__STATED EXERCISE__. Look through the material below. Copy every line with the string "Whole" in it.
***** ENTRIES SHOWN
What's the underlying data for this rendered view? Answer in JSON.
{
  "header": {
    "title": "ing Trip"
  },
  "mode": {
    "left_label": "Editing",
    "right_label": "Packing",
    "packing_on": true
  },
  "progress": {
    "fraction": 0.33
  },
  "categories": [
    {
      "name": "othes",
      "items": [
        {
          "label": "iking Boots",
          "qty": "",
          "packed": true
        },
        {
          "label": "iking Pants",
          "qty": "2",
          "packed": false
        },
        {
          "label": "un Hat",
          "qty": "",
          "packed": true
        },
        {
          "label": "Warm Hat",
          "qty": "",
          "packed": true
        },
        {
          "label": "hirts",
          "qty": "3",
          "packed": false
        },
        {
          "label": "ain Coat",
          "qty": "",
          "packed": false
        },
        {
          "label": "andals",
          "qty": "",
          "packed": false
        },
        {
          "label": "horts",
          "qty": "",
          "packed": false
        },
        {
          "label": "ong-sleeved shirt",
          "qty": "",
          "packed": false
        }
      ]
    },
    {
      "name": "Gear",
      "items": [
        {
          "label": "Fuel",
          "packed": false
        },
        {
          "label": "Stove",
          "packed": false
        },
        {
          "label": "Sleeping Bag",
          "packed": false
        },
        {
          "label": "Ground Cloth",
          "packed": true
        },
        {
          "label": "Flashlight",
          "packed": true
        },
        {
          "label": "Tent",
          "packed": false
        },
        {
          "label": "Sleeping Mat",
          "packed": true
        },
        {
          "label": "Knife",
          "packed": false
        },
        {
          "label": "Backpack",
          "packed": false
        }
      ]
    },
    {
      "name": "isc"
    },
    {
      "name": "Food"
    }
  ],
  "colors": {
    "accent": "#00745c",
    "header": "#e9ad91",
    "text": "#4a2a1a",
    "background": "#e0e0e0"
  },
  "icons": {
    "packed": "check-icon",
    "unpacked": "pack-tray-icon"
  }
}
**********
***** ENTRIES SHOWN
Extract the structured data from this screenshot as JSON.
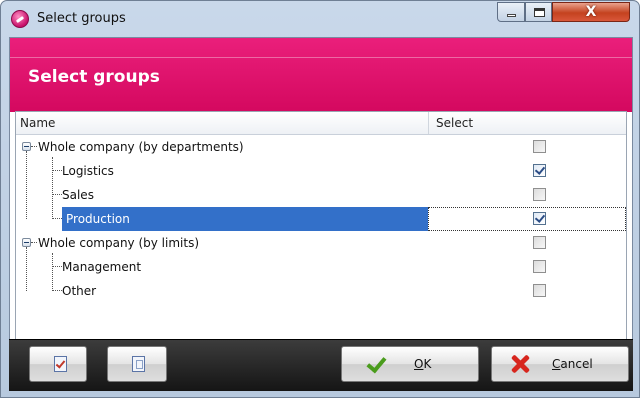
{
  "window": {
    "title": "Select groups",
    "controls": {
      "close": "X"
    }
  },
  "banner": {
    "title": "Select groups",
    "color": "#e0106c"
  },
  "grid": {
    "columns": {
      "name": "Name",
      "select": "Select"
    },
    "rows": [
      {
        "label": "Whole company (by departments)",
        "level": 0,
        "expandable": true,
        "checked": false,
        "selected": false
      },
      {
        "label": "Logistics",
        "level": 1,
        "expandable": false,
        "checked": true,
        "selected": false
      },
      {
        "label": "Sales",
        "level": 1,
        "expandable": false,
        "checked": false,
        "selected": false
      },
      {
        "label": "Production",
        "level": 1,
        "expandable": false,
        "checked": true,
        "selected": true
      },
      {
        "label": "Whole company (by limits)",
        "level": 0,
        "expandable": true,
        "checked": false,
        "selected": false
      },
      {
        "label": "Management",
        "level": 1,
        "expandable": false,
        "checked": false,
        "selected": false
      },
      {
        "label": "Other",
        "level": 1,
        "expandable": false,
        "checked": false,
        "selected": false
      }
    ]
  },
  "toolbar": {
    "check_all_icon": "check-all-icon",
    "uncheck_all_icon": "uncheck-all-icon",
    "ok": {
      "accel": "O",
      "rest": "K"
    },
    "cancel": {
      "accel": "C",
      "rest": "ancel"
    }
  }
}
**********
__ANSWER__.
        "label": "Whole company (by departments)",
        "label": "Whole company (by limits)",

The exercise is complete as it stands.